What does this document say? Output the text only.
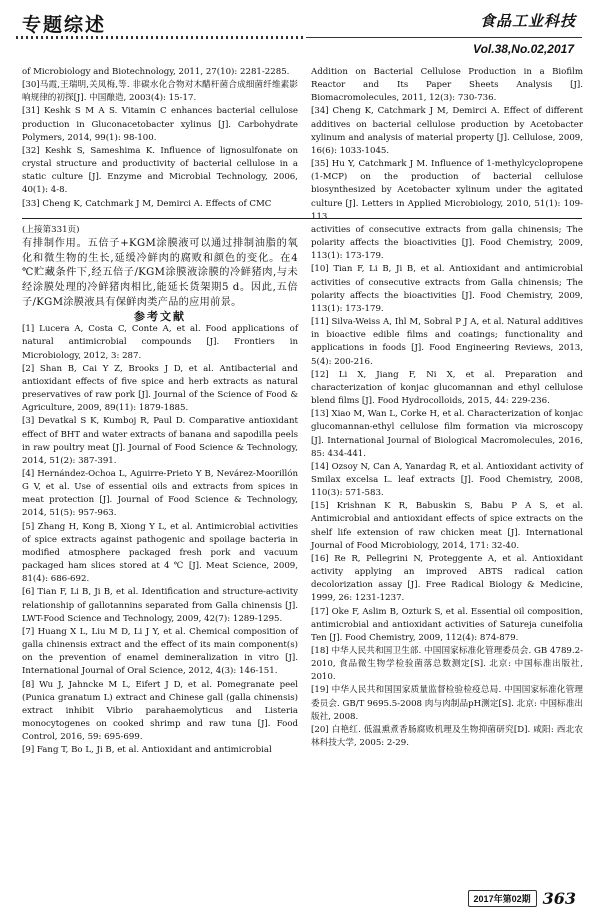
专题综述	食品工业科技
Vol.38,No.02,2017

of Microbiology and Biotechnology, 2011, 27(10): 2281-2285.

[30]马霞,王瑞明,关凤梅,等. 非碳水化合物对木醋杆菌合成细菌纤维素影响规律的初探[J]. 中国酿造, 2003(4): 15-17.

[31] Keshk S M A S. Vitamin C enhances bacterial cellulose production in Gluconacetobacter xylinus [J]. Carbohydrate Polymers, 2014, 99(1): 98-100.

[32] Keshk S, Sameshima K. Influence of lignosulfonate on crystal structure and productivity of bacterial cellulose in a static culture [J]. Enzyme and Microbial Technology, 2006, 40(1): 4-8.

[33] Cheng K, Catchmark J M, Demirci A. Effects of CMC

Addition on Bacterial Cellulose Production in a Biofilm Reactor and Its Paper Sheets Analysis [J]. Biomacromolecules, 2011, 12(3): 730-736.

[34] Cheng K, Catchmark J M, Demirci A. Effect of different additives on bacterial cellulose production by Acetobacter xylinum and analysis of material property [J]. Cellulose, 2009, 16(6): 1033-1045.

[35] Hu Y, Catchmark J M. Influence of 1-methylcyclopropene (1-MCP) on the production of bacterial cellulose biosynthesized by Acetobacter xylinum under the agitated culture [J]. Letters in Applied Microbiology, 2010, 51(1): 109-113.

(上接第331页)

有排制作用。五倍子+KGM涂膜液可以通过排制油脂的氧化和微生物的生长,延缓冷鲜肉的腐败和颜色的变化。在4 ℃贮藏条件下,经五倍子/KGM涂膜液涂膜的冷鲜猪肉,与未经涂膜处理的冷鲜猪肉相比,能延长货架期5 d。因此,五倍子/KGM涂膜液具有保鲜肉类产品的应用前景。

参考文献

[1] Lucera A, Costa C, Conte A, et al. Food applications of natural antimicrobial compounds [J]. Frontiers in Microbiology, 2012, 3: 287.

[2] Shan B, Cai Y Z, Brooks J D, et al. Antibacterial and antioxidant effects of five spice and herb extracts as natural preservatives of raw pork [J]. Journal of the Science of Food & Agriculture, 2009, 89(11): 1879-1885.

[3] Devatkal S K, Kumboj R, Paul D. Comparative antioxidant effect of BHT and water extracts of banana and sapodilla peels in raw poultry meat [J]. Journal of Food Science & Technology, 2014, 51(2): 387-391.

[4] Hernández-Ochoa L, Aguirre-Prieto Y B, Nevárez-Moorillón G V, et al. Use of essential oils and extracts from spices in meat protection [J]. Journal of Food Science & Technology, 2014, 51(5): 957-963.

[5] Zhang H, Kong B, Xiong Y L, et al. Antimicrobial activities of spice extracts against pathogenic and spoilage bacteria in modified atmosphere packaged fresh pork and vacuum packaged ham slices stored at 4 ℃ [J]. Meat Science, 2009, 81(4): 686-692.

[6] Tian F, Li B, Ji B, et al. Identification and structure-activity relationship of gallotannins separated from Galla chinensis [J]. LWT-Food Science and Technology, 2009, 42(7): 1289-1295.

[7] Huang X L, Liu M D, Li J Y, et al. Chemical composition of galla chinensis extract and the effect of its main component(s) on the prevention of enamel demineralization in vitro [J]. International Journal of Oral Science, 2012, 4(3): 146-151.

[8] Wu J, Jahncke M L, Eifert J D, et al. Pomegranate peel (Punica granatum L) extract and Chinese gall (galla chinensis) extract inhibit Vibrio parahaemolyticus and Listeria monocytogenes on cooked shrimp and raw tuna [J]. Food Control, 2016, 59: 695-699.

[9] Fang T, Bo L, Ji B, et al. Antioxidant and antimicrobial

activities of consecutive extracts from galla chinensis; The polarity affects the bioactivities [J]. Food Chemistry, 2009, 113(1): 173-179.

[10] Tian F, Li B, Ji B, et al. Antioxidant and antimicrobial activities of consecutive extracts from Galla chinensis; The polarity affects the bioactivities [J]. Food Chemistry, 2009, 113(1): 173-179.

[11] Silva-Weiss A, Ihl M, Sobral P J A, et al. Natural additives in bioactive edible films and coatings; functionality and applications in foods [J]. Food Engineering Reviews, 2013, 5(4): 200-216.

[12] Li X, Jiang F, Ni X, et al. Preparation and characterization of konjac glucomannan and ethyl cellulose blend films [J]. Food Hydrocolloids, 2015, 44: 229-236.

[13] Xiao M, Wan L, Corke H, et al. Characterization of konjac glucomannan-ethyl cellulose film formation via microscopy [J]. International Journal of Biological Macromolecules, 2016, 85: 434-441.

[14] Ozsoy N, Can A, Yanardag R, et al. Antioxidant activity of Smilax excelsa L. leaf extracts [J]. Food Chemistry, 2008, 110(3): 571-583.

[15] Krishnan K R, Babuskin S, Babu P A S, et al. Antimicrobial and antioxidant effects of spice extracts on the shelf life extension of raw chicken meat [J]. International Journal of Food Microbiology, 2014, 171: 32-40.

[16] Re R, Pellegrini N, Proteggente A, et al. Antioxidant activity applying an improved ABTS radical cation decolorization assay [J]. Free Radical Biology & Medicine, 1999, 26: 1231-1237.

[17] Oke F, Aslim B, Ozturk S, et al. Essential oil composition, antimicrobial and antioxidant activities of Satureja cuneifolia Ten [J]. Food Chemistry, 2009, 112(4): 874-879.

[18] 中华人民共和国卫生部. 中国国家标准化管理委员会. GB 4789.2-2010, 食品微生物学检验菌落总数测定[S]. 北京: 中国标准出版社, 2010.

[19] 中华人民共和国国家质量监督检验检疫总局. 中国国家标准化管理委员会. GB/T 9695.5-2008 肉与肉制品pH测定[S]. 北京: 中国标准出版社, 2008.

[20] 白艳红. 低温熏煮香肠腐败机理及生物抑菌研究[D]. 咸阳: 西北农林科技大学, 2005: 2-29.

2017年第02期 363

» Problem statement
Please report all lines in the entries where "Cheng" appears.

» Solution
[33] Cheng K, Catchmark J M, Demirci A. Effects of CMC
[34] Cheng K, Catchmark J M, Demirci A. Effect of different additives on bacterial cellulose production by Acetobacter xylinum and analysis of material property [J]. Cellulose, 2009, 16(6): 1033-1045.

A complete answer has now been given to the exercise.